TESTO DI RIFERIMENTO —

/---

Coevi o di poco anteriori a quello di Alessandro Novello (ma non datati) sono i più antichi testi dove è documentato il contatto tra veneziano e altri volgari a livello d'uso in ambienti mercantili. Si tratta dunque pur sempre, in larghissima misura, di antichi testi veneziani, ma anche degli incunaboli del veneziano coloniale. Come si è accennato, affiorano elementi provenzali (per esempio mio paire) in alcuni regesti attergati ad opera di Guglielma Venier, nata de Niola; ma è perfettamente veneziano quello risalente circa al sesto decennio del Duecento e vergato in una minuscola indifferenziata elementare, priva di legamenti, frutto di una ben scarsa abilità grafica (27):
Carta d (e) Maria Vener
de dona Agnese de
lib. l mugler de Stefano Vener pare
de mio sosero.
Nell'obbligazione in latino, sul lato carne della pergamena, Antolinus Curtulus de Torcello dichiara di aver ricevuto dalla sorella Agnese, moglie di Stefano Venier, cinquanta libbre di denari veneziani in colleganza e di impegnarsi alla resa, entro un anno, del capitale più tre quarti del guadagno. La successione di vari complementi con de si chiarisce dunque nel senso che la carta (obbligazione) è 'di' libbre cinquanta; originariamente era 'di'Agnese (beneficiaria, socia stans); era passata poi in mano 'di' Maria (una figlia?) ed ora di Guglielma, la quale, riferendosi a Stefano, lo qualifica come padre di suo suocero, cioè di Giovanni, padre a sua volta di Stefano jr., sposatosi appunto con Guglielma de Niola. Dal punto di vista linguistico tutto è perfettamente veneziano: caduta di -o, -e in Vener, mugler 'moglie' e invece conservazione in sosero 'suocero' e pare 'padre'; de 'di'; riduzione di -TR- ad -r- in pare; passaggio di C, intervocalica davanti a vocale palatale, ad s sonora in sosero; scempiamento in dona; ancor più di gli, la grafia gl per g palatale o per i semiconsonantica in mugler è ben attestata a Venezia.
Alla stessa mano è attribuibile anche l'attergato, più o meno coevo rispetto al precedente, ad un atto di donazione latino conservato a Padova, Archivio di Stato, Diplomatico b. 16 nr. 2222 e datato "anno ab incarnatione domini nostri Iesu Christi millesimo ducentessimo sexagesimo tercio mense decembre die undecimo intrante, indicione septima, Nigroponte", cioè nell'Eubea, che, a partire dal 1204, era possesso diretto della Repubblica. Come implica il riferimento a mio mario, il testo è scritto da una donna, identificabile appunto con Guglielma de Niola (28):
1 Q(u)esta sé donaçiun qe fese la mugler de sto Marco Ven[er>
2 a Çan Vener so figlo de la parte terça de la propi[e>
3 tae nostra come la dè a mio mar[io ………………………….>
4 Vener co' q(u)esto mio mario [……………………………….>
5 e nurigà sto son figlo ani xxiiij [………………………………>
6 la terça parte de sta casa q(e) era p(er) la […………………>.

\---

DATI REGISTRATI —
/---

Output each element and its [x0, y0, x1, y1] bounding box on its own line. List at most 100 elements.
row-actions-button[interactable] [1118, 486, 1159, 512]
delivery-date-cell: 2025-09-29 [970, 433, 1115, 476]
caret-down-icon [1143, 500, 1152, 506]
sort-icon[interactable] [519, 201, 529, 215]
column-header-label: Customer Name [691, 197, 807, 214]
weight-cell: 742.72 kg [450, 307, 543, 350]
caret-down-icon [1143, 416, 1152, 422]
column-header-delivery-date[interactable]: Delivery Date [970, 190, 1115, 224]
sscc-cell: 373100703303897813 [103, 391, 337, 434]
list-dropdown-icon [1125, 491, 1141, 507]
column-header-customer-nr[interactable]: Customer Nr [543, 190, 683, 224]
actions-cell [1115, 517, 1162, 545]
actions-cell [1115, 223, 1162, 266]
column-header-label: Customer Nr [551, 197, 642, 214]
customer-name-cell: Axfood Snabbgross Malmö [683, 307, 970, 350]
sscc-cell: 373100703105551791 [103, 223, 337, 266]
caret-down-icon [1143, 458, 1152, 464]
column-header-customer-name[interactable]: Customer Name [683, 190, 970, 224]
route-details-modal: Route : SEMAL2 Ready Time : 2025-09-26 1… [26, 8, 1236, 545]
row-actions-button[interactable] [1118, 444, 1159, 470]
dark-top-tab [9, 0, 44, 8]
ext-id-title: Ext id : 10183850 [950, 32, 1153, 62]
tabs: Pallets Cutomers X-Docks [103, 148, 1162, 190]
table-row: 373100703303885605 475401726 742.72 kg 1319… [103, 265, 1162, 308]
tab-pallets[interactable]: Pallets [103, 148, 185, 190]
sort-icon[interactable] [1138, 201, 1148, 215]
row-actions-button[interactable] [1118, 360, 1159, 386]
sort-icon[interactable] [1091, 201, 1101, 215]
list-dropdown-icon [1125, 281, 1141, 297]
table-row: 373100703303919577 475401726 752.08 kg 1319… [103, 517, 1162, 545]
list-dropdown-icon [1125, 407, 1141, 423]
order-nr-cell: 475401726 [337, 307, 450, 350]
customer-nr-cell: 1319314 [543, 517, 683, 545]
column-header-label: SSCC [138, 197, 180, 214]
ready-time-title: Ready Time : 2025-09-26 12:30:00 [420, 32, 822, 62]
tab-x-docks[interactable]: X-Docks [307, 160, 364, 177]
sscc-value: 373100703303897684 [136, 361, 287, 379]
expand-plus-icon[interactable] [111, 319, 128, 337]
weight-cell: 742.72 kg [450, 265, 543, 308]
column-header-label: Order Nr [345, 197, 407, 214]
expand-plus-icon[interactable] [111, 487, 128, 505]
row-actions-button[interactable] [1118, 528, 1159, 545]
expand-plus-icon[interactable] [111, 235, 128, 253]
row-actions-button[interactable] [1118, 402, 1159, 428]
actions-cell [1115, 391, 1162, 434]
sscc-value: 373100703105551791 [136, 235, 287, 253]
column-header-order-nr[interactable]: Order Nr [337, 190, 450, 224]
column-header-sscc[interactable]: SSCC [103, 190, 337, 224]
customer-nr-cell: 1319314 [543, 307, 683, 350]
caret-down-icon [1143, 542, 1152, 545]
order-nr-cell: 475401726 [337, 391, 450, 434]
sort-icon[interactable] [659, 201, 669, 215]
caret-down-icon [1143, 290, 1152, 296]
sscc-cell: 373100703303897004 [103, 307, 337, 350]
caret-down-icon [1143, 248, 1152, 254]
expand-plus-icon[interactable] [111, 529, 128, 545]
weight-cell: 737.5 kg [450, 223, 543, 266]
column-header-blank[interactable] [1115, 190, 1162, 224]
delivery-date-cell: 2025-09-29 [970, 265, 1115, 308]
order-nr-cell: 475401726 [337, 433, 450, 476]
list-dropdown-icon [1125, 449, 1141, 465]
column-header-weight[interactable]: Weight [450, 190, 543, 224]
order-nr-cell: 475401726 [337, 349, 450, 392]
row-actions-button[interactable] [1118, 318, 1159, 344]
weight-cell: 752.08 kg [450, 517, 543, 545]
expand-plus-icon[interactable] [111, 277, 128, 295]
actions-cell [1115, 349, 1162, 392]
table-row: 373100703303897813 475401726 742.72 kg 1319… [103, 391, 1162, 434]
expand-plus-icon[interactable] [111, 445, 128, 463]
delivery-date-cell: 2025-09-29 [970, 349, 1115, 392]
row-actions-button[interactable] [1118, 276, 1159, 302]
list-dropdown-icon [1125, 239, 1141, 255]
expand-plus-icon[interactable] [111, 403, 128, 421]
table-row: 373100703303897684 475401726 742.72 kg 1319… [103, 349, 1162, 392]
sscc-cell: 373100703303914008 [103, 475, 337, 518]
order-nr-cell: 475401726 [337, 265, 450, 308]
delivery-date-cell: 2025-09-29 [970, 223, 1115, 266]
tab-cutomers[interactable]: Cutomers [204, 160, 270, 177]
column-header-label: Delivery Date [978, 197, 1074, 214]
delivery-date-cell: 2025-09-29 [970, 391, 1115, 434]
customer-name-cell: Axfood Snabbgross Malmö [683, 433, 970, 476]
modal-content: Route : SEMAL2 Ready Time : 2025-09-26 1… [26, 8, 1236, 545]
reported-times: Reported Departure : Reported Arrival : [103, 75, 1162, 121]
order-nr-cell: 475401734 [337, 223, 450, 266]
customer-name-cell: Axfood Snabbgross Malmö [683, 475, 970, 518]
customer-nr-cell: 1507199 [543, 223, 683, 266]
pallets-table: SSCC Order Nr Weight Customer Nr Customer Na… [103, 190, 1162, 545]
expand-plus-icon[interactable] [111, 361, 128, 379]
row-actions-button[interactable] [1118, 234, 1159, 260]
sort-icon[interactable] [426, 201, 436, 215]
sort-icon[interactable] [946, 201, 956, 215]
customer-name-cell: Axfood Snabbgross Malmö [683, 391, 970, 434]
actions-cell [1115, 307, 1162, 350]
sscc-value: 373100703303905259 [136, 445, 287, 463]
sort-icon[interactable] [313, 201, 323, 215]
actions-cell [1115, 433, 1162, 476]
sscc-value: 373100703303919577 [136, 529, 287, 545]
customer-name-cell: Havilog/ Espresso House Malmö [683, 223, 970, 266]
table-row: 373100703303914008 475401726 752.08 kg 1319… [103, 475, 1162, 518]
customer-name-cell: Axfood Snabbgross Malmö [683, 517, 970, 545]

\---

LA CONSEGNA — Nel testo di riferimento, quale somma dichiara Antolinus Curtulus de Torcello di aver ricevuto dalla sorella Agnese?

RISULTATO DELL'ESERCIZIO — Cinquanta libbre di denari veneziani, in colleganza.